But on a Macintosh, you can slam the mouse up to the top of the screen without regard to
how high you slam it, and it will stop at the physical edge of the screen—the correct vertical

position for using the menu. Effectively, you have a target that is still half an inch wide, but a
mile high. Now you only need to worry about positioning the cursor horizontally, not
vertically, so the task of clicking on a menu item is that much easier.
Based on this principle, Tog has a pop quiz: what are the five spots on the screen that are
easiest to acquire (point to) with the mouse? The answer: all four corners of the screen
(where you can literally slam the mouse in one fell swoop without any pointing at all), plus
the current position of the mouse, because it's already there.
The principle of the mile-high menu bar is fairly well known. However, it must not be entirely
obvious because the Windows 95 team missed the point completely with the
Start push-
button, which sits almost (but not exactly) in the bottom left corner of the screen. In fact, it's
about two pixels away from the bottom and two pixels from the left of the screen. So, for the
sake of a couple of pixels, Tog writes, Microsoft literally "snatches defeat from the jaws of
victory" and makes it that much harder to acquire the
Start button. It could have been a
mile square, absolutely trivial to hit with the mouse. For some reason, I don't know why, it's
not. Even five years later, after many major releases of Windows, nobody has bothered to fix
the Start button to make it easier to hit.

What this task involves:
Please copy the passage about the Start button, starting with "The principle of" and going on through "easier to hit.", and rename every "pixels" as "dots".

Material:
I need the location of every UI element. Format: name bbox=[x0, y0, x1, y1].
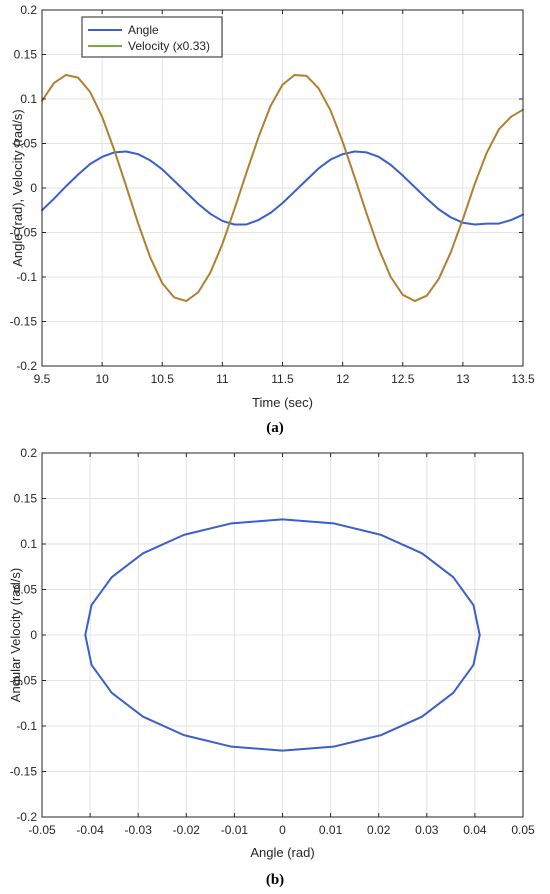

Full output:
The principle of the mile-high menu bar is fairly well known. However, it must not be entirely
obvious because the Windows 95 team missed the point completely with the
Start push-
button, which sits almost (but not exactly) in the bottom left corner of the screen. In fact, it's
about two dots away from the bottom and two dots from the left of the screen. So, for the
sake of a couple of dots, Tog writes, Microsoft literally "snatches defeat from the jaws of
victory" and makes it that much harder to acquire the
Start button. It could have been a
mile square, absolutely trivial to hit with the mouse. For some reason, I don't know why, it's
not. Even five years later, after many major releases of Windows, nobody has bothered to fix
the Start button to make it easier to hit.